[START]

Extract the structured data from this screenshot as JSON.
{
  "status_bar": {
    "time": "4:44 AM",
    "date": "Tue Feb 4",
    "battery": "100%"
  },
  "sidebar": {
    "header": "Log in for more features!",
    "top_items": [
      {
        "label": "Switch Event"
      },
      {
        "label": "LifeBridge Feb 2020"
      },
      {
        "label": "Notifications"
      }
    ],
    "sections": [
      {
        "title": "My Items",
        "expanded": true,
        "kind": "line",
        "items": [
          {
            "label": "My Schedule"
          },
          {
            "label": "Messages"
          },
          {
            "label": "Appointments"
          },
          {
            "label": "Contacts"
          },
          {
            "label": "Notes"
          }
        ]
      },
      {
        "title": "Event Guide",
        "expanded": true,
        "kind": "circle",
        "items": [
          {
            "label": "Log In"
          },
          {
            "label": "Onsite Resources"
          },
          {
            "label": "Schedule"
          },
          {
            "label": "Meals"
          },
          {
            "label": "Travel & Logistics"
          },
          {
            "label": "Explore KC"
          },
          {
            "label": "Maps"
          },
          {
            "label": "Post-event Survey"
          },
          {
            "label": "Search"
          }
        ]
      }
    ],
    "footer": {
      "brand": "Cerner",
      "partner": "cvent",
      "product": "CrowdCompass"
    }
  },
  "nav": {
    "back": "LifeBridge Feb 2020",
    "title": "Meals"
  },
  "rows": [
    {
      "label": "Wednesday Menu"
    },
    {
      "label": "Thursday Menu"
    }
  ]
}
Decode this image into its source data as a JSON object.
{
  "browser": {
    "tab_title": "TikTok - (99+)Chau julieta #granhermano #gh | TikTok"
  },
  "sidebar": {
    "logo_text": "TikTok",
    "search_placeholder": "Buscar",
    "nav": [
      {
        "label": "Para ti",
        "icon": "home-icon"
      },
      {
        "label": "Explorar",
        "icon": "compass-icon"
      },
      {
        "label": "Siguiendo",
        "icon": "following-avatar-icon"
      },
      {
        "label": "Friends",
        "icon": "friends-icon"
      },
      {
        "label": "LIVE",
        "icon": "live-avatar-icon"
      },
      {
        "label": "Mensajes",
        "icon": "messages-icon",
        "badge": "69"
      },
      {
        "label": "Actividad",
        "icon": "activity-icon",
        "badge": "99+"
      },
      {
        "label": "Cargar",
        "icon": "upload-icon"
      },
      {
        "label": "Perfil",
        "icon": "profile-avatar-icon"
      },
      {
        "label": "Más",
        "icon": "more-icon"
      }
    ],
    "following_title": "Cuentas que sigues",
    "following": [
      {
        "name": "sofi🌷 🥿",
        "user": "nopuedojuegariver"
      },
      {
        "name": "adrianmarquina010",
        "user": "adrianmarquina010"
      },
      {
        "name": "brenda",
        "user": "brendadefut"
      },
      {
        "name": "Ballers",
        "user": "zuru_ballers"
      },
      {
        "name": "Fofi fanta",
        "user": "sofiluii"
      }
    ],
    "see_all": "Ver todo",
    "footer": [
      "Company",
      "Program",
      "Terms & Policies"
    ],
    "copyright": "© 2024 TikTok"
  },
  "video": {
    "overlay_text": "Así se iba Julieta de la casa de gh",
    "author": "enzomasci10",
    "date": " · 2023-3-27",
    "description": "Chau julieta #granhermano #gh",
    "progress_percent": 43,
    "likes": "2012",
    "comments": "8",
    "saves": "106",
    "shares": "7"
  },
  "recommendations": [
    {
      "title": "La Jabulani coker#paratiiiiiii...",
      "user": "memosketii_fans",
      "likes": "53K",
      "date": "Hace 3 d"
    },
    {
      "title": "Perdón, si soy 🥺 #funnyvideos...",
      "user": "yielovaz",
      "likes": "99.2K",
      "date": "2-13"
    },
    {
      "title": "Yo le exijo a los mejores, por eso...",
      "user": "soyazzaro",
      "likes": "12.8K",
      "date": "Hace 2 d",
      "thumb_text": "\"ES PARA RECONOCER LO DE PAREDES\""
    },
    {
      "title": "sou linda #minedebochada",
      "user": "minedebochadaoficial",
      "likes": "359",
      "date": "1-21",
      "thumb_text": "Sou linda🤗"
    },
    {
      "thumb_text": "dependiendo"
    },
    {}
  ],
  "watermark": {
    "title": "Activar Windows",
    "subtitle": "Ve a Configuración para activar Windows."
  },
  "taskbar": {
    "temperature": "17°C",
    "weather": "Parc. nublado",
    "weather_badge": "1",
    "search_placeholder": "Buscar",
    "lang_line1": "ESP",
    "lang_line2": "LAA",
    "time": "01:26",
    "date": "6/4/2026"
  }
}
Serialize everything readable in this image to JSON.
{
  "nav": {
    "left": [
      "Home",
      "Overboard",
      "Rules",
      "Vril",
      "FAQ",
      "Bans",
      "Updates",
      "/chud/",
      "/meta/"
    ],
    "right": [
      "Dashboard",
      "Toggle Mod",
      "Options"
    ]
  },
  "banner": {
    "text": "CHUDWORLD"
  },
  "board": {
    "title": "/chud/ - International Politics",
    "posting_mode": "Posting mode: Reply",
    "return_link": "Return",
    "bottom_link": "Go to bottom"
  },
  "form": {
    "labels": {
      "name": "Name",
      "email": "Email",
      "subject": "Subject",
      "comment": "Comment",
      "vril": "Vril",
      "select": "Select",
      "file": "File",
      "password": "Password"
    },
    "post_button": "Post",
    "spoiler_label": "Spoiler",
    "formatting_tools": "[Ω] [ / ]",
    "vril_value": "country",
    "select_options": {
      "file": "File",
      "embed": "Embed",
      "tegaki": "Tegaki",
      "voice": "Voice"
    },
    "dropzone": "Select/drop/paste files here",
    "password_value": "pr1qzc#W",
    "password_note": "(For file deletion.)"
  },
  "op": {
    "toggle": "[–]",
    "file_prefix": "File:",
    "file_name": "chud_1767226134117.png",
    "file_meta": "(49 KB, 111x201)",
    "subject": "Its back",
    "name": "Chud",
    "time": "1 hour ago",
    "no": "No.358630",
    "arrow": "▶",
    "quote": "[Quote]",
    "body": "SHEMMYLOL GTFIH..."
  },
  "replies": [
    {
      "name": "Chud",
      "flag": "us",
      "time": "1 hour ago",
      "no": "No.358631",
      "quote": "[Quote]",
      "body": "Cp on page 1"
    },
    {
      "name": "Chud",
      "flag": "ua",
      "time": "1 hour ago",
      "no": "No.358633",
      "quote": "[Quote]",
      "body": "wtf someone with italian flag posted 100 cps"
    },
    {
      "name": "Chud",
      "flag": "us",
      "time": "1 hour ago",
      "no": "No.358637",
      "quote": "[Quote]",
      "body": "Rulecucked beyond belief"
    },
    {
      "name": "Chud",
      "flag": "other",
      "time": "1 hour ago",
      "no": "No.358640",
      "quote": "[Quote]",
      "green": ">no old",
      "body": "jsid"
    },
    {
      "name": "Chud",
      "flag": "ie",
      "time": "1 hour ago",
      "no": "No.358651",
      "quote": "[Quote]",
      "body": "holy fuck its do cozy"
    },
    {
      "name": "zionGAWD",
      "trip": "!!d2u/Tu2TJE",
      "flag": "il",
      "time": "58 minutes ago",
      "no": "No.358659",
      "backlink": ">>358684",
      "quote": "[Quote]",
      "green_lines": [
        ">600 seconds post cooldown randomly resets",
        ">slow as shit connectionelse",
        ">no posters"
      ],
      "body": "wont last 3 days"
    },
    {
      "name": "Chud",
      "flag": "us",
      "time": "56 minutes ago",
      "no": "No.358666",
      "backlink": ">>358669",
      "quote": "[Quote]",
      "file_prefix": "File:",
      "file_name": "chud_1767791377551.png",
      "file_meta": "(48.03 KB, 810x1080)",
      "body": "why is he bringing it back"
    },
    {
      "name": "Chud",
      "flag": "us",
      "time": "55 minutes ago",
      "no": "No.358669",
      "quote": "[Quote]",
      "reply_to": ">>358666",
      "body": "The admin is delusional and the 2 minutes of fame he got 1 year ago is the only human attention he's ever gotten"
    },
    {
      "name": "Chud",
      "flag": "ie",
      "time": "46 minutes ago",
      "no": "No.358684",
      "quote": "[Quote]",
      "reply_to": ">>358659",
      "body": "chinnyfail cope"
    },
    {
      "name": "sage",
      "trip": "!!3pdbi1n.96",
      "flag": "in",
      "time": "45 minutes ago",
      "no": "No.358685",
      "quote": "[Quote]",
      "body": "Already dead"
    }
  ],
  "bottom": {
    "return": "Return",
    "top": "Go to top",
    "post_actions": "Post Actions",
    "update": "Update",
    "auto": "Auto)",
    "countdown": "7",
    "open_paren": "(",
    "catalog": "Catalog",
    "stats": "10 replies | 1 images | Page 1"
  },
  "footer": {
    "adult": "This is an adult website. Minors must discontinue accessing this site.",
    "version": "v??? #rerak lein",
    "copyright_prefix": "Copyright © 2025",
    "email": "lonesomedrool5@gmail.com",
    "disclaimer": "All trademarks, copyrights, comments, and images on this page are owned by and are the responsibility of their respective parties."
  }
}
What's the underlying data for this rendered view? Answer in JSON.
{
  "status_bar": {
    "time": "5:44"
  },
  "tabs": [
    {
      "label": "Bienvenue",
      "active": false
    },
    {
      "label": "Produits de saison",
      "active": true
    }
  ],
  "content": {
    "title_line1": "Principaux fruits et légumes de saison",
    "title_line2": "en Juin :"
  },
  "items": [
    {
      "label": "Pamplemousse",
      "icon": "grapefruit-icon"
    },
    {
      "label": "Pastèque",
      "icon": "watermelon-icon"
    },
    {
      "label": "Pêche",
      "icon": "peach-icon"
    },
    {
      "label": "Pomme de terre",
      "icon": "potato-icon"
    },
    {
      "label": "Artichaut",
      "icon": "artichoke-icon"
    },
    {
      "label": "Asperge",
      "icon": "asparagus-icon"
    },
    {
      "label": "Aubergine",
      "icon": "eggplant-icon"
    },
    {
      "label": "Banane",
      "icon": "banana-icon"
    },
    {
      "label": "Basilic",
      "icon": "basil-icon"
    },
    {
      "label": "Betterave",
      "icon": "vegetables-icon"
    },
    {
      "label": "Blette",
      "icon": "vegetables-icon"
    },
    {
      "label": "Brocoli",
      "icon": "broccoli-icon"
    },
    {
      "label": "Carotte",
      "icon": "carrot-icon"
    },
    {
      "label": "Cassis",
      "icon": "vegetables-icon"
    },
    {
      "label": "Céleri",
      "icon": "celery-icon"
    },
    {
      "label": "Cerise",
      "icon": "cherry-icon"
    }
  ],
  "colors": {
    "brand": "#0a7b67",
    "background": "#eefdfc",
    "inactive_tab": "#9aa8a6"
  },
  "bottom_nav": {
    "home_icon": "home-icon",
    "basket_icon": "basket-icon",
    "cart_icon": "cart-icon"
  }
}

[END]

Return each line of the listing that holds the string "this".

**Exercise result**
Extract the structured data from this screenshot as JSON.
Decode this image into its source data as a JSON object.
Serialize everything readable in this image to JSON.
    "adult": "This is an adult website. Minors must discontinue accessing this site.",
    "disclaimer": "All trademarks, copyrights, comments, and images on this page are owned by and are the responsibility of their respective parties."
What's the underlying data for this rendered view? Answer in JSON.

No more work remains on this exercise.